**What the task requires**
Give the material again in full, matching it exactly.

* begin Excerpted data *

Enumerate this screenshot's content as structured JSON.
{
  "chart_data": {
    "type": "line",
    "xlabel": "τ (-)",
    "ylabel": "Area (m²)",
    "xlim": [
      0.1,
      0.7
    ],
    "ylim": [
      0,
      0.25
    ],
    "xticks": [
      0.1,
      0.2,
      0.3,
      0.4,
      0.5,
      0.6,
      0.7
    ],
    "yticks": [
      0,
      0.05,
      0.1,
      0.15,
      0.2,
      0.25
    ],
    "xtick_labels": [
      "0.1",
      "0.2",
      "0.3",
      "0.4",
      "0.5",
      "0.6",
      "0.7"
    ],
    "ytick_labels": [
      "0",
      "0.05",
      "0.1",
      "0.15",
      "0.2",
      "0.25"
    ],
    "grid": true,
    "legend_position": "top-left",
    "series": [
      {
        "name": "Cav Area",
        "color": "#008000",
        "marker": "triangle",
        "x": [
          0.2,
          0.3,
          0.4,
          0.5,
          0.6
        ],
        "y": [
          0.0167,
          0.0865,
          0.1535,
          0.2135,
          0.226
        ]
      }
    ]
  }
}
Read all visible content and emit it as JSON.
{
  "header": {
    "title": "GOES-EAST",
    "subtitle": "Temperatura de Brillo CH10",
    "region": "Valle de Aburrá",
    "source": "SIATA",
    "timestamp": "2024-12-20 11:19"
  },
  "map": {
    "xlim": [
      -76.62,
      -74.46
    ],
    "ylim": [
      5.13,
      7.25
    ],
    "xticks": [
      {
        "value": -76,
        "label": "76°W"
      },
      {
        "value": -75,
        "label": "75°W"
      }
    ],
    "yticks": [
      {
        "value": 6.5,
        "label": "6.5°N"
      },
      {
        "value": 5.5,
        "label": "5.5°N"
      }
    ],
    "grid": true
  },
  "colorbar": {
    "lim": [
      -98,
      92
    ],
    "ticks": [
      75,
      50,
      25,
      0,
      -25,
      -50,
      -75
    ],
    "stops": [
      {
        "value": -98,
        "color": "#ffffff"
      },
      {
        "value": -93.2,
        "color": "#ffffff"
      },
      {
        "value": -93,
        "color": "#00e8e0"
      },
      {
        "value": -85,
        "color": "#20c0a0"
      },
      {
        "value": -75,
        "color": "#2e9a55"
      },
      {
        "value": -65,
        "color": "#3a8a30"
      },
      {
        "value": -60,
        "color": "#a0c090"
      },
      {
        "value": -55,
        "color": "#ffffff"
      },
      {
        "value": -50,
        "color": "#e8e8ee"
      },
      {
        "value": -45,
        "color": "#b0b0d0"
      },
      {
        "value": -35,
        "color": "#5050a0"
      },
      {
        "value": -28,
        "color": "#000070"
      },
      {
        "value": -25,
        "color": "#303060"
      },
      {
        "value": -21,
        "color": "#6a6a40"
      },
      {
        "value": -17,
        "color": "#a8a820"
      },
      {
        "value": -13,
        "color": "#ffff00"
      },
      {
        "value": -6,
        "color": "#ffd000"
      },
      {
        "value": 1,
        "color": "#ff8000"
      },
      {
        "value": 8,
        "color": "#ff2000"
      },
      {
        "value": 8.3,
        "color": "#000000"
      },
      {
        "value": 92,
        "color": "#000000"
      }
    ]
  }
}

* end Excerpted data *

**Expected answer**
Enumerate this screenshot's content as structured JSON.
{
  "chart_data": {
    "type": "line",
    "xlabel": "τ (-)",
    "ylabel": "Area (m²)",
    "xlim": [
      0.1,
      0.7
    ],
    "ylim": [
      0,
      0.25
    ],
    "xticks": [
      0.1,
      0.2,
      0.3,
      0.4,
      0.5,
      0.6,
      0.7
    ],
    "yticks": [
      0,
      0.05,
      0.1,
      0.15,
      0.2,
      0.25
    ],
    "xtick_labels": [
      "0.1",
      "0.2",
      "0.3",
      "0.4",
      "0.5",
      "0.6",
      "0.7"
    ],
    "ytick_labels": [
      "0",
      "0.05",
      "0.1",
      "0.15",
      "0.2",
      "0.25"
    ],
    "grid": true,
    "legend_position": "top-left",
    "series": [
      {
        "name": "Cav Area",
        "color": "#008000",
        "marker": "triangle",
        "x": [
          0.2,
          0.3,
          0.4,
          0.5,
          0.6
        ],
        "y": [
          0.0167,
          0.0865,
          0.1535,
          0.2135,
          0.226
        ]
      }
    ]
  }
}
Read all visible content and emit it as JSON.
{
  "header": {
    "title": "GOES-EAST",
    "subtitle": "Temperatura de Brillo CH10",
    "region": "Valle de Aburrá",
    "source": "SIATA",
    "timestamp": "2024-12-20 11:19"
  },
  "map": {
    "xlim": [
      -76.62,
      -74.46
    ],
    "ylim": [
      5.13,
      7.25
    ],
    "xticks": [
      {
        "value": -76,
        "label": "76°W"
      },
      {
        "value": -75,
        "label": "75°W"
      }
    ],
    "yticks": [
      {
        "value": 6.5,
        "label": "6.5°N"
      },
      {
        "value": 5.5,
        "label": "5.5°N"
      }
    ],
    "grid": true
  },
  "colorbar": {
    "lim": [
      -98,
      92
    ],
    "ticks": [
      75,
      50,
      25,
      0,
      -25,
      -50,
      -75
    ],
    "stops": [
      {
        "value": -98,
        "color": "#ffffff"
      },
      {
        "value": -93.2,
        "color": "#ffffff"
      },
      {
        "value": -93,
        "color": "#00e8e0"
      },
      {
        "value": -85,
        "color": "#20c0a0"
      },
      {
        "value": -75,
        "color": "#2e9a55"
      },
      {
        "value": -65,
        "color": "#3a8a30"
      },
      {
        "value": -60,
        "color": "#a0c090"
      },
      {
        "value": -55,
        "color": "#ffffff"
      },
      {
        "value": -50,
        "color": "#e8e8ee"
      },
      {
        "value": -45,
        "color": "#b0b0d0"
      },
      {
        "value": -35,
        "color": "#5050a0"
      },
      {
        "value": -28,
        "color": "#000070"
      },
      {
        "value": -25,
        "color": "#303060"
      },
      {
        "value": -21,
        "color": "#6a6a40"
      },
      {
        "value": -17,
        "color": "#a8a820"
      },
      {
        "value": -13,
        "color": "#ffff00"
      },
      {
        "value": -6,
        "color": "#ffd000"
      },
      {
        "value": 1,
        "color": "#ff8000"
      },
      {
        "value": 8,
        "color": "#ff2000"
      },
      {
        "value": 8.3,
        "color": "#000000"
      },
      {
        "value": 92,
        "color": "#000000"
      }
    ]
  }
}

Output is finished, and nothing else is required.